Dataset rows
%%
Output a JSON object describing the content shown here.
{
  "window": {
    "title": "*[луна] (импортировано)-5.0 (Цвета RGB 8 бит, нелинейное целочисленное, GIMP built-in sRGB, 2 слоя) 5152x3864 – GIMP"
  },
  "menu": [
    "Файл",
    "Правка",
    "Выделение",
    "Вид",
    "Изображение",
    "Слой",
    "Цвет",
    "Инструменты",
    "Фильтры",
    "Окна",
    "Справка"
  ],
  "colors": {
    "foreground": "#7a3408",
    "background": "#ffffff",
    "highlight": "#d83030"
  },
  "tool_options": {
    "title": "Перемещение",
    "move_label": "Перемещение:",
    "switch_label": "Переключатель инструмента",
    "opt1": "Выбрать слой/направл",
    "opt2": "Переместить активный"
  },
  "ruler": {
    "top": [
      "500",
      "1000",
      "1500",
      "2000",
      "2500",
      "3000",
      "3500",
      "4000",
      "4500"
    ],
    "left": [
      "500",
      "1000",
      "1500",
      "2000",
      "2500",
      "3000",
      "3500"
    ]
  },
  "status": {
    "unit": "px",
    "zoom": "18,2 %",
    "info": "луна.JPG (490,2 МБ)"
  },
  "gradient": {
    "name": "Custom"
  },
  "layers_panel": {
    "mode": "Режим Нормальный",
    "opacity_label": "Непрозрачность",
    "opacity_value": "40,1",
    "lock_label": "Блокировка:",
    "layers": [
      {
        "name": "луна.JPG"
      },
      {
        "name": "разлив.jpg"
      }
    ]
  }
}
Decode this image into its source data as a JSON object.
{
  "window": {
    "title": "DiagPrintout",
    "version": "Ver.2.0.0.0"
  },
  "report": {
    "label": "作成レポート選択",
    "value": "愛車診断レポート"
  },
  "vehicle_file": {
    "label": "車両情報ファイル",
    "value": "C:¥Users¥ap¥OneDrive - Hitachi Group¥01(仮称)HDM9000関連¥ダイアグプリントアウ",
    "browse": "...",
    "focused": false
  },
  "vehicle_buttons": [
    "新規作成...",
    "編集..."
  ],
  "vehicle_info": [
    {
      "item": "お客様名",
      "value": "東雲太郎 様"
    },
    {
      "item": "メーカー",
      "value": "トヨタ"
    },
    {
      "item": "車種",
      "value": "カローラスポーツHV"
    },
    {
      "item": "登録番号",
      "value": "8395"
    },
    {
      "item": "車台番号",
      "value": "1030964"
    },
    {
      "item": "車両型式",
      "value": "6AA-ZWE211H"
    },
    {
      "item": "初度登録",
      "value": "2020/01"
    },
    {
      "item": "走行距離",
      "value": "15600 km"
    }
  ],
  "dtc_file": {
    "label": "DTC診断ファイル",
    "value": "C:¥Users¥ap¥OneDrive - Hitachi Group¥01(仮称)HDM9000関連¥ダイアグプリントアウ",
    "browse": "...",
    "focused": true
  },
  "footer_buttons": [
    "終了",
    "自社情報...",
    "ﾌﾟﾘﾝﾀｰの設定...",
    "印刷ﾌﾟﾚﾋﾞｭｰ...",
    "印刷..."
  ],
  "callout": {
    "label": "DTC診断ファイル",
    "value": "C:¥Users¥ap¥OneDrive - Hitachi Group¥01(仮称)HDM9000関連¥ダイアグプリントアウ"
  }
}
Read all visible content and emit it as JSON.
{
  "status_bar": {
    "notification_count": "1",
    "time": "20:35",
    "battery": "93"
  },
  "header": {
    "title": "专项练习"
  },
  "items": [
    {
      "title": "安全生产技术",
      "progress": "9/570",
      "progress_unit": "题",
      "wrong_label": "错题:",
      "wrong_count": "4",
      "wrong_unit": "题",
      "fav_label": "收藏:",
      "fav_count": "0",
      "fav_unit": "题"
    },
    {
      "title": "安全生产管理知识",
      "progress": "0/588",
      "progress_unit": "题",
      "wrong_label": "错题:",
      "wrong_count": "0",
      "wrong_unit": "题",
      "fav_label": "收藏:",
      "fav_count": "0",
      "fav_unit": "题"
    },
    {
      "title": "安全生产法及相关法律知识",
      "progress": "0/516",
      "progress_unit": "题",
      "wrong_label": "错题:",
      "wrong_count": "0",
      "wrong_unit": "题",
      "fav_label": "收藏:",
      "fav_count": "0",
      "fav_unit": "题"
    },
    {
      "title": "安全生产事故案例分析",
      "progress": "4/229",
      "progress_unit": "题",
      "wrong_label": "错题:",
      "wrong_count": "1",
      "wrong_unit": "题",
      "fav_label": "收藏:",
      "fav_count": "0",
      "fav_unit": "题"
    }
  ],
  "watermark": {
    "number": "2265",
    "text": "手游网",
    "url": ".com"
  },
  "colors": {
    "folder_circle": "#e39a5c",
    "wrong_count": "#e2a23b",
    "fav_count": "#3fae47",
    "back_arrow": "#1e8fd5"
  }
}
%%
Description of the task :: Retype the listing exactly, in full.

Worked answer ::
Output a JSON object describing the content shown here.
{
  "window": {
    "title": "*[луна] (импортировано)-5.0 (Цвета RGB 8 бит, нелинейное целочисленное, GIMP built-in sRGB, 2 слоя) 5152x3864 – GIMP"
  },
  "menu": [
    "Файл",
    "Правка",
    "Выделение",
    "Вид",
    "Изображение",
    "Слой",
    "Цвет",
    "Инструменты",
    "Фильтры",
    "Окна",
    "Справка"
  ],
  "colors": {
    "foreground": "#7a3408",
    "background": "#ffffff",
    "highlight": "#d83030"
  },
  "tool_options": {
    "title": "Перемещение",
    "move_label": "Перемещение:",
    "switch_label": "Переключатель инструмента",
    "opt1": "Выбрать слой/направл",
    "opt2": "Переместить активный"
  },
  "ruler": {
    "top": [
      "500",
      "1000",
      "1500",
      "2000",
      "2500",
      "3000",
      "3500",
      "4000",
      "4500"
    ],
    "left": [
      "500",
      "1000",
      "1500",
      "2000",
      "2500",
      "3000",
      "3500"
    ]
  },
  "status": {
    "unit": "px",
    "zoom": "18,2 %",
    "info": "луна.JPG (490,2 МБ)"
  },
  "gradient": {
    "name": "Custom"
  },
  "layers_panel": {
    "mode": "Режим Нормальный",
    "opacity_label": "Непрозрачность",
    "opacity_value": "40,1",
    "lock_label": "Блокировка:",
    "layers": [
      {
        "name": "луна.JPG"
      },
      {
        "name": "разлив.jpg"
      }
    ]
  }
}
Decode this image into its source data as a JSON object.
{
  "window": {
    "title": "DiagPrintout",
    "version": "Ver.2.0.0.0"
  },
  "report": {
    "label": "作成レポート選択",
    "value": "愛車診断レポート"
  },
  "vehicle_file": {
    "label": "車両情報ファイル",
    "value": "C:¥Users¥ap¥OneDrive - Hitachi Group¥01(仮称)HDM9000関連¥ダイアグプリントアウ",
    "browse": "...",
    "focused": false
  },
  "vehicle_buttons": [
    "新規作成...",
    "編集..."
  ],
  "vehicle_info": [
    {
      "item": "お客様名",
      "value": "東雲太郎 様"
    },
    {
      "item": "メーカー",
      "value": "トヨタ"
    },
    {
      "item": "車種",
      "value": "カローラスポーツHV"
    },
    {
      "item": "登録番号",
      "value": "8395"
    },
    {
      "item": "車台番号",
      "value": "1030964"
    },
    {
      "item": "車両型式",
      "value": "6AA-ZWE211H"
    },
    {
      "item": "初度登録",
      "value": "2020/01"
    },
    {
      "item": "走行距離",
      "value": "15600 km"
    }
  ],
  "dtc_file": {
    "label": "DTC診断ファイル",
    "value": "C:¥Users¥ap¥OneDrive - Hitachi Group¥01(仮称)HDM9000関連¥ダイアグプリントアウ",
    "browse": "...",
    "focused": true
  },
  "footer_buttons": [
    "終了",
    "自社情報...",
    "ﾌﾟﾘﾝﾀｰの設定...",
    "印刷ﾌﾟﾚﾋﾞｭｰ...",
    "印刷..."
  ],
  "callout": {
    "label": "DTC診断ファイル",
    "value": "C:¥Users¥ap¥OneDrive - Hitachi Group¥01(仮称)HDM9000関連¥ダイアグプリントアウ"
  }
}
Read all visible content and emit it as JSON.
{
  "status_bar": {
    "notification_count": "1",
    "time": "20:35",
    "battery": "93"
  },
  "header": {
    "title": "专项练习"
  },
  "items": [
    {
      "title": "安全生产技术",
      "progress": "9/570",
      "progress_unit": "题",
      "wrong_label": "错题:",
      "wrong_count": "4",
      "wrong_unit": "题",
      "fav_label": "收藏:",
      "fav_count": "0",
      "fav_unit": "题"
    },
    {
      "title": "安全生产管理知识",
      "progress": "0/588",
      "progress_unit": "题",
      "wrong_label": "错题:",
      "wrong_count": "0",
      "wrong_unit": "题",
      "fav_label": "收藏:",
      "fav_count": "0",
      "fav_unit": "题"
    },
    {
      "title": "安全生产法及相关法律知识",
      "progress": "0/516",
      "progress_unit": "题",
      "wrong_label": "错题:",
      "wrong_count": "0",
      "wrong_unit": "题",
      "fav_label": "收藏:",
      "fav_count": "0",
      "fav_unit": "题"
    },
    {
      "title": "安全生产事故案例分析",
      "progress": "4/229",
      "progress_unit": "题",
      "wrong_label": "错题:",
      "wrong_count": "1",
      "wrong_unit": "题",
      "fav_label": "收藏:",
      "fav_count": "0",
      "fav_unit": "题"
    }
  ],
  "watermark": {
    "number": "2265",
    "text": "手游网",
    "url": ".com"
  },
  "colors": {
    "folder_circle": "#e39a5c",
    "wrong_count": "#e2a23b",
    "fav_count": "#3fae47",
    "back_arrow": "#1e8fd5"
  }
}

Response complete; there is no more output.